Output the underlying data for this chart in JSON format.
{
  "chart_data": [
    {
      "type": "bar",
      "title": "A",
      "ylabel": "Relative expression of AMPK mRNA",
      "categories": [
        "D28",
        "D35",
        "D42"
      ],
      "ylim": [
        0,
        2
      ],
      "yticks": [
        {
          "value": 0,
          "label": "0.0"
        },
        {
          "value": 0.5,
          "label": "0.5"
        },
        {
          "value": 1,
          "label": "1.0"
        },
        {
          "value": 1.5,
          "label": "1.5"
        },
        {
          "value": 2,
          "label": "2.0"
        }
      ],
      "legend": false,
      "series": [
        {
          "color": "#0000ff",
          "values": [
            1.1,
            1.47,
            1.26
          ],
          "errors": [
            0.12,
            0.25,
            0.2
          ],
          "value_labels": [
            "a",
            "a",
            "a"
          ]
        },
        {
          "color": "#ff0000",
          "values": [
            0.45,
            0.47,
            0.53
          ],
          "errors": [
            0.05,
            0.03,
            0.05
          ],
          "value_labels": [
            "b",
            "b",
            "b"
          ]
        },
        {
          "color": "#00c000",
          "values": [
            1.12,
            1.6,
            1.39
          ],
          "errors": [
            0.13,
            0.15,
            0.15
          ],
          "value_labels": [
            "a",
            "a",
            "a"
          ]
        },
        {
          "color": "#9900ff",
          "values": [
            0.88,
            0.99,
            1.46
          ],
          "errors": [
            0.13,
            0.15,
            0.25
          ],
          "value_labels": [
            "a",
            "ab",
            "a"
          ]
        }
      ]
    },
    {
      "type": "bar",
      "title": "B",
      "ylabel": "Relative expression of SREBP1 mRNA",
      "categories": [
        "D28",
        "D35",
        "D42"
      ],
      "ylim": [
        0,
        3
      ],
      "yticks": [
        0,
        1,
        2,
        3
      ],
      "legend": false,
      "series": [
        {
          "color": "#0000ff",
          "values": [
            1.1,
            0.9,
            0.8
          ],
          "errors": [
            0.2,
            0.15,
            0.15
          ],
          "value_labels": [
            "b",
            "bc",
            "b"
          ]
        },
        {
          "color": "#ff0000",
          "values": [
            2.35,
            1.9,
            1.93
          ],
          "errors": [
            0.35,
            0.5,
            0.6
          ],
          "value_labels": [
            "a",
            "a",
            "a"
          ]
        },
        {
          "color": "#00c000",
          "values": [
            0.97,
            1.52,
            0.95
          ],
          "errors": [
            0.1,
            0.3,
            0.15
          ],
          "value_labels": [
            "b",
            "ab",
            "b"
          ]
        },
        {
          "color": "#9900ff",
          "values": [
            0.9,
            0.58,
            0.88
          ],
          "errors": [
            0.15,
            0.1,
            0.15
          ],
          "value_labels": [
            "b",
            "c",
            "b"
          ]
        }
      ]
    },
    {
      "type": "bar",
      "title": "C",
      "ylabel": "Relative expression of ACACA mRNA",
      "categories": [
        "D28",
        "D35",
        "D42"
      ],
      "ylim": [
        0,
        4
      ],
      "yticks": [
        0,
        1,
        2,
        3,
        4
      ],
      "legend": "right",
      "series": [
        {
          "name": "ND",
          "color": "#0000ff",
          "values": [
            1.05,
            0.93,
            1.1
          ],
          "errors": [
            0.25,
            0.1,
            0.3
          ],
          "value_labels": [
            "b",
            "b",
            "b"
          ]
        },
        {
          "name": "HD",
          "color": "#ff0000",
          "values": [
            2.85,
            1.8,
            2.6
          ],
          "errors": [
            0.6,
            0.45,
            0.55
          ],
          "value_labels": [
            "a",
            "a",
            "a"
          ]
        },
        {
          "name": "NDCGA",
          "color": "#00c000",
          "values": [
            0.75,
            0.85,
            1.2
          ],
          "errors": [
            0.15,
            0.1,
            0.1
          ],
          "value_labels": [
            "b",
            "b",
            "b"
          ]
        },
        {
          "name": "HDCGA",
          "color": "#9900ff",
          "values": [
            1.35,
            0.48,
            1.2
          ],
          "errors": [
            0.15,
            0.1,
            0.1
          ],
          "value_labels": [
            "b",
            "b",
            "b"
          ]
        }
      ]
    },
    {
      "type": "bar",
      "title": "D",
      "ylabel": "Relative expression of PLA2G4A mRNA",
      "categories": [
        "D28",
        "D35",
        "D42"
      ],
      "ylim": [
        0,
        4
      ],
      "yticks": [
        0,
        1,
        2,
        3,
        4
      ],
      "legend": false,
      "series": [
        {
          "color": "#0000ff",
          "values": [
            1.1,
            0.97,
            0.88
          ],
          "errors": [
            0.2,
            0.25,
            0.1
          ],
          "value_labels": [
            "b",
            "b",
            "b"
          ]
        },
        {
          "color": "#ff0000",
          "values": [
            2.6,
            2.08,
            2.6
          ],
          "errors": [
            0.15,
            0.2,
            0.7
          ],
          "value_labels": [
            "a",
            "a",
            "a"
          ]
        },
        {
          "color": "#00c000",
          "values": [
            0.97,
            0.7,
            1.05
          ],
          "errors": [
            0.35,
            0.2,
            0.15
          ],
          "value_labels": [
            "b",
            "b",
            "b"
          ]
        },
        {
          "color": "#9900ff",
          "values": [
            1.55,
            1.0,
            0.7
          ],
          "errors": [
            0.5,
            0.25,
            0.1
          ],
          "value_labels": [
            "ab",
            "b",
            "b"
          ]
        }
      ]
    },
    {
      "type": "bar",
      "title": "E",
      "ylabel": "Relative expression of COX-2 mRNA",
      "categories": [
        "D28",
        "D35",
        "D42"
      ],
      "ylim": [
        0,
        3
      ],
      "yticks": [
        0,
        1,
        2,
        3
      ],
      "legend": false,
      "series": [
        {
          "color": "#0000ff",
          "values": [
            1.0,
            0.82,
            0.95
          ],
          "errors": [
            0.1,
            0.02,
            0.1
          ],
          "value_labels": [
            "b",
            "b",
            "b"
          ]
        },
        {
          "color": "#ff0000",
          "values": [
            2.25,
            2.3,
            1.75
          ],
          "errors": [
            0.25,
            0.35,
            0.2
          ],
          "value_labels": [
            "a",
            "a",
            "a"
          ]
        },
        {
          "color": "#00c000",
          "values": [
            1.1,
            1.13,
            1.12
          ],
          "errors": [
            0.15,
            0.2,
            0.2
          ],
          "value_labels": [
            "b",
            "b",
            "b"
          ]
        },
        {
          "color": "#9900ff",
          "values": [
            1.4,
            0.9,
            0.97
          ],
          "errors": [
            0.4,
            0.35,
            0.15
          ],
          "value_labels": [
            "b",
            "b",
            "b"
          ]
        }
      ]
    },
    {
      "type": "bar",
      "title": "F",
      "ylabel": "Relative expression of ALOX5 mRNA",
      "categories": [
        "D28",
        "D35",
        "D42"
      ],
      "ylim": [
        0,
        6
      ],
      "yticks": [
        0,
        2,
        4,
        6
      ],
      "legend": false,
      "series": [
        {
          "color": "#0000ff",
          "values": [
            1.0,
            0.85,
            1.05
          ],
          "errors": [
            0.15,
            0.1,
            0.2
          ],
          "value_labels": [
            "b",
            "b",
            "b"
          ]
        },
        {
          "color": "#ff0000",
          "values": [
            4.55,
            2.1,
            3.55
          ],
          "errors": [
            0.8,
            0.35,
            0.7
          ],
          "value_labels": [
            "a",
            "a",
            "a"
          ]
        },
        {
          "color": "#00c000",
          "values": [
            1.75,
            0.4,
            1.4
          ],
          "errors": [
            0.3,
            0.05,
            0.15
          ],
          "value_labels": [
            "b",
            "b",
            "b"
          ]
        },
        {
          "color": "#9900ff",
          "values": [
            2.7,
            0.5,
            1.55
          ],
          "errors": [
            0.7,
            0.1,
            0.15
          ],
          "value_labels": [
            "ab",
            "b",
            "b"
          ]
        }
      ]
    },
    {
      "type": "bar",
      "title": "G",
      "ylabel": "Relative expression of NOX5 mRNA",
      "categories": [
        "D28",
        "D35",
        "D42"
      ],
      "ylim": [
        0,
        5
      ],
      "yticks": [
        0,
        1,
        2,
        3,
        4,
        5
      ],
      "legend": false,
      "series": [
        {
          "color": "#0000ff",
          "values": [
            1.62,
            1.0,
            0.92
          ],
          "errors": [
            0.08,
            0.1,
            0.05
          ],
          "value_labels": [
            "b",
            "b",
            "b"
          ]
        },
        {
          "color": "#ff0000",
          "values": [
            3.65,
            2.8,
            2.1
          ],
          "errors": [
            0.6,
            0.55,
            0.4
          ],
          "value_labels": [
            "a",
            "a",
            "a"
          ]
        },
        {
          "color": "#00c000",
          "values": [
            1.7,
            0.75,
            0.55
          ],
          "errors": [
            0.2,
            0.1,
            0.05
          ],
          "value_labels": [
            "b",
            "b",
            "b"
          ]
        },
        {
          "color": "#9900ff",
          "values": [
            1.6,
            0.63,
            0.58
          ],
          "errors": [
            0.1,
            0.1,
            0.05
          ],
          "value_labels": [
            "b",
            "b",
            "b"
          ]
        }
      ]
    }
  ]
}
^^^^^^^^
Instructions to follow –
What lines hold the string "ylabel"? Pick them out of the data.

Response to the task –
      "ylabel": "Relative expression of AMPK mRNA",
      "ylabel": "Relative expression of SREBP1 mRNA",
      "ylabel": "Relative expression of ACACA mRNA",
      "ylabel": "Relative expression of PLA2G4A mRNA",
      "ylabel": "Relative expression of COX-2 mRNA",
      "ylabel": "Relative expression of ALOX5 mRNA",
      "ylabel": "Relative expression of NOX5 mRNA",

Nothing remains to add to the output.